** start Provided entries **
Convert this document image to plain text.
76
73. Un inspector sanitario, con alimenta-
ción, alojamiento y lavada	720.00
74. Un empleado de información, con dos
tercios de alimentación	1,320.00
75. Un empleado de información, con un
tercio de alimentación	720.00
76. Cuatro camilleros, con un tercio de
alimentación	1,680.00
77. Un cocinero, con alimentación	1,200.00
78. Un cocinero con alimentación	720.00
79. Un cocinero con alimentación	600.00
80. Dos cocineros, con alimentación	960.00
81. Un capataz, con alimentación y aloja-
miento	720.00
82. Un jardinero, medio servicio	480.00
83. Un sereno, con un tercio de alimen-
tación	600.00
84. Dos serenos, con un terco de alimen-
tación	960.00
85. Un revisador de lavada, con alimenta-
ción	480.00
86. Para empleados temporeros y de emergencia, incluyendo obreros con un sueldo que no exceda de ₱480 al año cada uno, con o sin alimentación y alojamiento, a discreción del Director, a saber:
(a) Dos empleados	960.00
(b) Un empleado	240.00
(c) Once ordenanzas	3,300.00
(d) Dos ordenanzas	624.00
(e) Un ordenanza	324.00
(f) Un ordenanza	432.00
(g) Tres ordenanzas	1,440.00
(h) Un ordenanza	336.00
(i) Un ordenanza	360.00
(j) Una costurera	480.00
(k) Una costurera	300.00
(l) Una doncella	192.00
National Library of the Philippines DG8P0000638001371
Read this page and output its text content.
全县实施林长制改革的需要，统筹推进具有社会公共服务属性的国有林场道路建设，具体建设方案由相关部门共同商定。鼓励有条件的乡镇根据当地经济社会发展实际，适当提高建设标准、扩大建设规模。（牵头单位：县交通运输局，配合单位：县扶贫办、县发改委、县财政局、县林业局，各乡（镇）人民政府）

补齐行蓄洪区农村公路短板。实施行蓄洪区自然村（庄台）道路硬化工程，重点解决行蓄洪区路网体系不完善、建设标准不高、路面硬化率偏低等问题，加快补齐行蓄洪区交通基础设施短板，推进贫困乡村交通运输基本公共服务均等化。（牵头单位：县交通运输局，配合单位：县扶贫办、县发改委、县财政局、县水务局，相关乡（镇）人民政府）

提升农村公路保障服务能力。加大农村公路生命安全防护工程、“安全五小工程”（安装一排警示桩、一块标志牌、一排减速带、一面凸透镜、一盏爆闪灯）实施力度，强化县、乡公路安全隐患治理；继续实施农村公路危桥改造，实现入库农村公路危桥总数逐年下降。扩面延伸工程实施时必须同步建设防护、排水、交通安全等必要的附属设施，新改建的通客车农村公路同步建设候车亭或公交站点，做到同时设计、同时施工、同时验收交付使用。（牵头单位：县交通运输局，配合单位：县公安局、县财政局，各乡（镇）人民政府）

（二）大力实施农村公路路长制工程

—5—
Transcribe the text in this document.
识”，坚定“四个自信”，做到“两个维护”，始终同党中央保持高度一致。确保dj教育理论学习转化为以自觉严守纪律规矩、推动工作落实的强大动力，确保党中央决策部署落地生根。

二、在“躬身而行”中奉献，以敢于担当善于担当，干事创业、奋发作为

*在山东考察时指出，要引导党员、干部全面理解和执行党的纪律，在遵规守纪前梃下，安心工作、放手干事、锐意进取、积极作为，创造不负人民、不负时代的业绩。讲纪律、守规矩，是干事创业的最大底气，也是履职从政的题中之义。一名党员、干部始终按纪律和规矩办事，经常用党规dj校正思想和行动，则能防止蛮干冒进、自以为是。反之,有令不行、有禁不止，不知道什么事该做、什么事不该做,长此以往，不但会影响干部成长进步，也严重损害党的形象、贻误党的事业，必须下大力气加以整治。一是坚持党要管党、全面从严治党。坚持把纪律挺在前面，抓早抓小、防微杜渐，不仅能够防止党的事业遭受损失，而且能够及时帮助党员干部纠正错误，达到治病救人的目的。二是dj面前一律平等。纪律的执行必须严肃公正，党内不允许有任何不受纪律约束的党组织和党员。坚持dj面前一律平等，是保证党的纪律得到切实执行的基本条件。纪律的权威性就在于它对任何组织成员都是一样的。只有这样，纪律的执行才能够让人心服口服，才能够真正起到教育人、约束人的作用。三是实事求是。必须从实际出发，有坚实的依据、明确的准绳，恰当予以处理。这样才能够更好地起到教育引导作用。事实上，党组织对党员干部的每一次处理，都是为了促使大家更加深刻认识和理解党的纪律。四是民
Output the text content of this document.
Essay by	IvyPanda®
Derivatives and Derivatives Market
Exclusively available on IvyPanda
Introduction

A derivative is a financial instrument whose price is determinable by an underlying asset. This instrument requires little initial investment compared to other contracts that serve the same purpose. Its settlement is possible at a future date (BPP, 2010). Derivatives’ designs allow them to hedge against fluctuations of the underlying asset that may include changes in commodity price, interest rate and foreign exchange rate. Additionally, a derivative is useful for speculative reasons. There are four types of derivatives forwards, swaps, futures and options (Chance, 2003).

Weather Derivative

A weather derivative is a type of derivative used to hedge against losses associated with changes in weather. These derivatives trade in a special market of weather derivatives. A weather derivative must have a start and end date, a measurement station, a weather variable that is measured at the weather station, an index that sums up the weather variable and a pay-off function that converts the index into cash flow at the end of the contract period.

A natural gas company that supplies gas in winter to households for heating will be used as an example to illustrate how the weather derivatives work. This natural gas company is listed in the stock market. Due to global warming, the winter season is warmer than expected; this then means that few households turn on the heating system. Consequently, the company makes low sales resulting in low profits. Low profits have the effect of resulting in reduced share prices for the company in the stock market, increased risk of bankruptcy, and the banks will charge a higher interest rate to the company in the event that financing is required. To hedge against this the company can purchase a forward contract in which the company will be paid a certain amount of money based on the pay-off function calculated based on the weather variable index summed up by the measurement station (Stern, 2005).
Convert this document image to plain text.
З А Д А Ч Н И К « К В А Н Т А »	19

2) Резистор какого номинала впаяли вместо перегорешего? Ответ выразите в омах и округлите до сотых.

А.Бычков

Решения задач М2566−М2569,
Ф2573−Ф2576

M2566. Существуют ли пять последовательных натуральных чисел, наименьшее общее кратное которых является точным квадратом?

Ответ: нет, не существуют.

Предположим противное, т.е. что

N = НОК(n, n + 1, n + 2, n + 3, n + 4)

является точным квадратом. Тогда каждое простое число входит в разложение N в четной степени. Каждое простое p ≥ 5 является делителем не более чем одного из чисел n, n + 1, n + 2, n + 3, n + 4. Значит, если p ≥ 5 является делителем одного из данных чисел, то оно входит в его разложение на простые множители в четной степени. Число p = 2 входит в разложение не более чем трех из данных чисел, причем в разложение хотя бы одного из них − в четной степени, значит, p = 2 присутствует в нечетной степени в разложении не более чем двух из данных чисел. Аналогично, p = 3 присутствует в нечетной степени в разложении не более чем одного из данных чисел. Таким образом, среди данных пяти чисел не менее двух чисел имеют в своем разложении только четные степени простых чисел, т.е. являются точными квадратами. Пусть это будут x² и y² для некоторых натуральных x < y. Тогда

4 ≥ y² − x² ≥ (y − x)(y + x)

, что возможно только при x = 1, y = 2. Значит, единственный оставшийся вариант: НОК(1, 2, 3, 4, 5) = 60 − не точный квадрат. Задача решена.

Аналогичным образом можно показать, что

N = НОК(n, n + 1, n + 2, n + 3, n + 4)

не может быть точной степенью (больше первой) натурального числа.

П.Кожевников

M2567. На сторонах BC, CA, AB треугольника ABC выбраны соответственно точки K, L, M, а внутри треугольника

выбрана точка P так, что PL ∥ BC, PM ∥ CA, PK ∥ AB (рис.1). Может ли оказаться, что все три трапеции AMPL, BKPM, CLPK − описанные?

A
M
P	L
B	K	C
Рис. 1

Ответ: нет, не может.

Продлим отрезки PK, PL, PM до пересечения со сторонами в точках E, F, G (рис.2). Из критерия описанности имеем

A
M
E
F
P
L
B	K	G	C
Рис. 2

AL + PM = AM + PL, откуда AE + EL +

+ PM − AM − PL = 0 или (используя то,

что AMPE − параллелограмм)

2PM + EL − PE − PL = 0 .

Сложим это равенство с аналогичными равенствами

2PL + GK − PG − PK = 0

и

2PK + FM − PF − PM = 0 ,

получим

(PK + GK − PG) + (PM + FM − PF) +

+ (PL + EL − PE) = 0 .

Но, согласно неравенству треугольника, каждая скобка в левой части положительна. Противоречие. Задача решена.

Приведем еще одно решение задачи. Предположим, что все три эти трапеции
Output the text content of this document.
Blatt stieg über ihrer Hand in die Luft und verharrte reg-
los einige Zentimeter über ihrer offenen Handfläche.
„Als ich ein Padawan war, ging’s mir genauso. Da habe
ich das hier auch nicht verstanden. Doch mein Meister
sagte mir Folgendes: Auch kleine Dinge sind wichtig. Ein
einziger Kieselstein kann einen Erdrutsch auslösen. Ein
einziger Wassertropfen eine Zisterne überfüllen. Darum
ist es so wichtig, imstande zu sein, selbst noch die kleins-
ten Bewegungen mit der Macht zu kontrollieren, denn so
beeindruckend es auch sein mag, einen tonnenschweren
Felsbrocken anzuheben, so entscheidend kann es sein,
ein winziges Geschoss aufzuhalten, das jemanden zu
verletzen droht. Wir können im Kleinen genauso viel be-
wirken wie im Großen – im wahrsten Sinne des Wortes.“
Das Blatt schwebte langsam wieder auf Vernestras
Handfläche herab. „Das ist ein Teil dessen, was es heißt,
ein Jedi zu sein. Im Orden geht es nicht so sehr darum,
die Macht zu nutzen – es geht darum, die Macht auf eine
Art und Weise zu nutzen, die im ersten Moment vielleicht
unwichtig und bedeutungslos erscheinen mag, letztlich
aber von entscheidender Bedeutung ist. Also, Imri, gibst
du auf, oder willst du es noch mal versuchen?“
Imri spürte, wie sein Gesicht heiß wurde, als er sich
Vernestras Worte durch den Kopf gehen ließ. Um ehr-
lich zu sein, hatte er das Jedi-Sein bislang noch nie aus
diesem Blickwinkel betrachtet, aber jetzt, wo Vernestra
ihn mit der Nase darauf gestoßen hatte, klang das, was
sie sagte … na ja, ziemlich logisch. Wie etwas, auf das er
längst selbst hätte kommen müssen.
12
** end Provided entries **
» **Problem to work on**:
Extract each line from the listing that holds the word "costurera".

» **Solution for this exercise**:
(j) Una costurera	480.00
(k) Una costurera	300.00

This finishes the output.